DIRECTIONS FOR THIS TASK: Repeat the whole listing exactly as written.

STORED ROWS:
****************

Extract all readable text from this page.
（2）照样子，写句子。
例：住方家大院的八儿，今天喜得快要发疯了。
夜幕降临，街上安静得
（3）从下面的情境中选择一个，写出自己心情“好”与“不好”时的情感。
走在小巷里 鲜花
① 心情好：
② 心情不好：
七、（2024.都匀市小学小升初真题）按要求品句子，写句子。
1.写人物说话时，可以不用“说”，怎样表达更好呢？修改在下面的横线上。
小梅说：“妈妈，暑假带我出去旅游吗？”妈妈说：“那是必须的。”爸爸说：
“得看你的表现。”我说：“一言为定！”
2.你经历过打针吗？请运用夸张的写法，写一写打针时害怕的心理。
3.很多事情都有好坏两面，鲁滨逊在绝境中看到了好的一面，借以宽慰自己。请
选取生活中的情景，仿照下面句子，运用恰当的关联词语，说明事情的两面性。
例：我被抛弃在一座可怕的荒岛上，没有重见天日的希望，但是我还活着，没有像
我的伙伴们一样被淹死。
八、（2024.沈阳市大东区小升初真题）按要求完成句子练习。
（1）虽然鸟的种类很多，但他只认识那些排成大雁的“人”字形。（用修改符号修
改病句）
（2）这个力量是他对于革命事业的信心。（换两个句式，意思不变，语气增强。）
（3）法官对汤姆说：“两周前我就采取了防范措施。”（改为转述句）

****************

COMPLETE RESPONSE:
Extract all readable text from this page.
（2）照样子，写句子。
例：住方家大院的八儿，今天喜得快要发疯了。
夜幕降临，街上安静得
（3）从下面的情境中选择一个，写出自己心情“好”与“不好”时的情感。
走在小巷里 鲜花
① 心情好：
② 心情不好：
七、（2024.都匀市小学小升初真题）按要求品句子，写句子。
1.写人物说话时，可以不用“说”，怎样表达更好呢？修改在下面的横线上。
小梅说：“妈妈，暑假带我出去旅游吗？”妈妈说：“那是必须的。”爸爸说：
“得看你的表现。”我说：“一言为定！”
2.你经历过打针吗？请运用夸张的写法，写一写打针时害怕的心理。
3.很多事情都有好坏两面，鲁滨逊在绝境中看到了好的一面，借以宽慰自己。请
选取生活中的情景，仿照下面句子，运用恰当的关联词语，说明事情的两面性。
例：我被抛弃在一座可怕的荒岛上，没有重见天日的希望，但是我还活着，没有像
我的伙伴们一样被淹死。
八、（2024.沈阳市大东区小升初真题）按要求完成句子练习。
（1）虽然鸟的种类很多，但他只认识那些排成大雁的“人”字形。（用修改符号修
改病句）
（2）这个力量是他对于革命事业的信心。（换两个句式，意思不变，语气增强。）
（3）法官对汤姆说：“两周前我就采取了防范措施。”（改为转述句）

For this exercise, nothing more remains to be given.